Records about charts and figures
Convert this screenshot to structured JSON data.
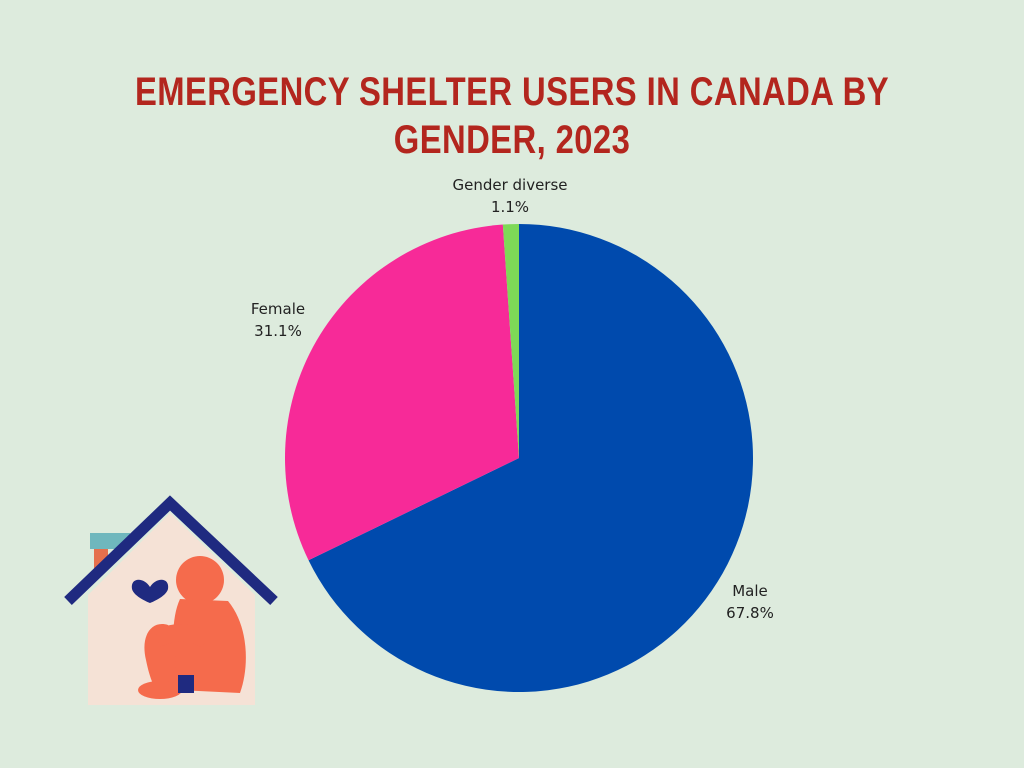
{
  "title": "EMERGENCY SHELTER USERS IN CANADA BY GENDER, 2023",
  "chart_data": {
    "type": "pie",
    "title": "EMERGENCY SHELTER USERS IN CANADA BY GENDER, 2023",
    "start_angle_deg": 0,
    "direction": "clockwise",
    "slices": [
      {
        "label": "Male",
        "value": 67.8,
        "display": "67.8%",
        "color": "#004aad"
      },
      {
        "label": "Female",
        "value": 31.1,
        "display": "31.1%",
        "color": "#f72a98"
      },
      {
        "label": "Gender diverse",
        "value": 1.1,
        "display": "1.1%",
        "color": "#7ed957"
      }
    ]
  },
  "illustration": {
    "icon": "house-with-sitting-person-icon",
    "colors": {
      "roof": "#1f2a80",
      "wall": "#f5e2d6",
      "chimney": "#6fb7bd",
      "person": "#f56b4c",
      "heart": "#1f2a80"
    }
  }
}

Exercise details
A faithful copy of the records above is needed, with the pictures left out.

Worked solution
Convert this screenshot to structured JSON data.
{
  "title": "EMERGENCY SHELTER USERS IN CANADA BY GENDER, 2023",
  "chart_data": {
    "type": "pie",
    "title": "EMERGENCY SHELTER USERS IN CANADA BY GENDER, 2023",
    "start_angle_deg": 0,
    "direction": "clockwise",
    "slices": [
      {
        "label": "Male",
        "value": 67.8,
        "display": "67.8%",
        "color": "#004aad"
      },
      {
        "label": "Female",
        "value": 31.1,
        "display": "31.1%",
        "color": "#f72a98"
      },
      {
        "label": "Gender diverse",
        "value": 1.1,
        "display": "1.1%",
        "color": "#7ed957"
      }
    ]
  },
  "illustration": {
    "icon": "house-with-sitting-person-icon",
    "colors": {
      "roof": "#1f2a80",
      "wall": "#f5e2d6",
      "chimney": "#6fb7bd",
      "person": "#f56b4c",
      "heart": "#1f2a80"
    }
  }
}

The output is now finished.